PASSAGE TO READ »
__________

The small-town pageant world that Teresa, a 1983 Davidson College graduate, described took place behind the red velvet curtain and off of a middle school auditorium stage. For Teresa, pageants were a chance to leave rural Vale, North Carolina with a piece of the $45 million scholarship pie that the Miss America organization offers annually in its feeder pageants. She was stunned and slightly horrified when she won the first pageant her mother made her enter, the North Carolina Cinderella Teen Pageant; her crowning would be announced in the paper. “I didn’t want [my friends] to think that I thought I was hot stuff,” she explained.
The progression happened easily and quickly for Teresa. While some girls spent their parents’ savings on professional photos and custom-made gowns and swimsuits, Teresa and her mother bought second-hand dresses and doctored them up with the pageant essential: sequins. Her talent, piano, came naturally and had been developed by eight years of practice before she ever took the stage. The little girl who once thew a towel over her head to fake long hair and playfully pranced down and back her grandmother’s front porch soon found herself in poise classes with books on her head. By the time she reached Davidson College, she had earned enough to pay for her first year of tuition.

__________

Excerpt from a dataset
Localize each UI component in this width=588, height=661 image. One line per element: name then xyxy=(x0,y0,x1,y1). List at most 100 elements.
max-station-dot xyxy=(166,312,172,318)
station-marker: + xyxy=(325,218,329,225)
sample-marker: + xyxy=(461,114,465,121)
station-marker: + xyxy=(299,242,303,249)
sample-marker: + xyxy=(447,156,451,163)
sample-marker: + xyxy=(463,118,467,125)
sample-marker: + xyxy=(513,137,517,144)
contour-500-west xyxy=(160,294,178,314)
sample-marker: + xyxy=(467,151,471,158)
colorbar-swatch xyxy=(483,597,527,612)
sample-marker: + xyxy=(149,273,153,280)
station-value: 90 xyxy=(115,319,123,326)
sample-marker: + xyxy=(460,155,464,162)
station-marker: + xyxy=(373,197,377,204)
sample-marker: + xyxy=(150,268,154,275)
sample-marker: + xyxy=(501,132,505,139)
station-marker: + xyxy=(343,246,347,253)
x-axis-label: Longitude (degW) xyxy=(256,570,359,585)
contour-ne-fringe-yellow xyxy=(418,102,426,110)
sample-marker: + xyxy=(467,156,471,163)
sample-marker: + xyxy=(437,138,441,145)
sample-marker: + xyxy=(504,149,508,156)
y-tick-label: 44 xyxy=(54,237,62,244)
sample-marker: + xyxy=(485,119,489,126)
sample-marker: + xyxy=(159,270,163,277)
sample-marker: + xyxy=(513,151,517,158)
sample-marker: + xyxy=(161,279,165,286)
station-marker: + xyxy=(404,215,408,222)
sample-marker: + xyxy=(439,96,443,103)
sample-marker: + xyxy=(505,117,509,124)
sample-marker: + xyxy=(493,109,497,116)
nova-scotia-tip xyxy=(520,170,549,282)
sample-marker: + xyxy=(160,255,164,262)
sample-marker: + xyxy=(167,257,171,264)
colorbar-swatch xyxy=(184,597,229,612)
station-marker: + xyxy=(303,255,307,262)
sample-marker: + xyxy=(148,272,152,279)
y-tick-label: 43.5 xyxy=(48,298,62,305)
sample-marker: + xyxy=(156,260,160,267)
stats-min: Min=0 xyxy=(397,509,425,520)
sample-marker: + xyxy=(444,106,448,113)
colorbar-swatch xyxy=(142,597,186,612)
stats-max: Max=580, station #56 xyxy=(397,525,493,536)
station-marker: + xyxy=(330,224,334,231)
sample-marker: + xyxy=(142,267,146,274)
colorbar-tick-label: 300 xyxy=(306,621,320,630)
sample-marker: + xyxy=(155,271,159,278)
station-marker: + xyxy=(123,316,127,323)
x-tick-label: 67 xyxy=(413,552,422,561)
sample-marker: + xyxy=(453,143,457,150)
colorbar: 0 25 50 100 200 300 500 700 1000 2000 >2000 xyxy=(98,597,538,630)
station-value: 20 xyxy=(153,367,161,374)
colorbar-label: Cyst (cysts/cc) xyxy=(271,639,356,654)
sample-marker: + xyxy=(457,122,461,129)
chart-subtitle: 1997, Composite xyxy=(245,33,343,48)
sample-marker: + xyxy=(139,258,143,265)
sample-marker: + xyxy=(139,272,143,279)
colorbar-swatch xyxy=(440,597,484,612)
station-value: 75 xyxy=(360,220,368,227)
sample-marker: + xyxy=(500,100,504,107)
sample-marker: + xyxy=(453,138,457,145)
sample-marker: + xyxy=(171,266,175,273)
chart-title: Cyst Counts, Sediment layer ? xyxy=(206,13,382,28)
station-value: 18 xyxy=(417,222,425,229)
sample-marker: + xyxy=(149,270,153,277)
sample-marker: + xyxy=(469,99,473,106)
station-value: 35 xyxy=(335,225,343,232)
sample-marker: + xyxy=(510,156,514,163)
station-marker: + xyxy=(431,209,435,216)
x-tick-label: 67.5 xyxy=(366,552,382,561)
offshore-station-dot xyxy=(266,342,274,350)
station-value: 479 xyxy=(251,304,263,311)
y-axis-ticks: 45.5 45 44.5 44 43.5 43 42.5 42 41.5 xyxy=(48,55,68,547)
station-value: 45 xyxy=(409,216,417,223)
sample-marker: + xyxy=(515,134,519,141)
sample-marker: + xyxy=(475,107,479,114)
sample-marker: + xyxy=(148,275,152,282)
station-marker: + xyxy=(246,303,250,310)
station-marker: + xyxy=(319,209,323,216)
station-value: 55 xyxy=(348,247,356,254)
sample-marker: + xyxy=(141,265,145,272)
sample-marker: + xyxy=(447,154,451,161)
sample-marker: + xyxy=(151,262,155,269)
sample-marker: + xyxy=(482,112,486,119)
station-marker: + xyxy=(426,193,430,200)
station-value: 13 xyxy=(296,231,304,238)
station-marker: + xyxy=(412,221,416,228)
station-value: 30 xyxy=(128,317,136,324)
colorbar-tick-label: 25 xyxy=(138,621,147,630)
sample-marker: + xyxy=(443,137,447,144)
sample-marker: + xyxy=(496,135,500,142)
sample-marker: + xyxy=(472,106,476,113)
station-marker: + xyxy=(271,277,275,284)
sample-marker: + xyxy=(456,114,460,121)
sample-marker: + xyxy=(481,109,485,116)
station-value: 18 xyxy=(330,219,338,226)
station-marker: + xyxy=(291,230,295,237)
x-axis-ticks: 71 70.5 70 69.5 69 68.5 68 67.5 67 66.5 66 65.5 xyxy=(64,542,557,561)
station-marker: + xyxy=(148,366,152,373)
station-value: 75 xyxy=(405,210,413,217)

__________

WHAT YOU NEED TO DO » Return the passage about Teresa's pageant years word for word, from "The progression happened" to "year of tuition.", with both ends included. The entries are separate from the passage about Teresa's pageant years.

IN RESPONSE »
The progression happened easily and quickly for Teresa. While some girls spent their parents’ savings on professional photos and custom-made gowns and swimsuits, Teresa and her mother bought second-hand dresses and doctored them up with the pageant essential: sequins. Her talent, piano, came naturally and had been developed by eight years of practice before she ever took the stage. The little girl who once thew a towel over her head to fake long hair and playfully pranced down and back her grandmother’s front porch soon found herself in poise classes with books on her head. By the time she reached Davidson College, she had earned enough to pay for her first year of tuition.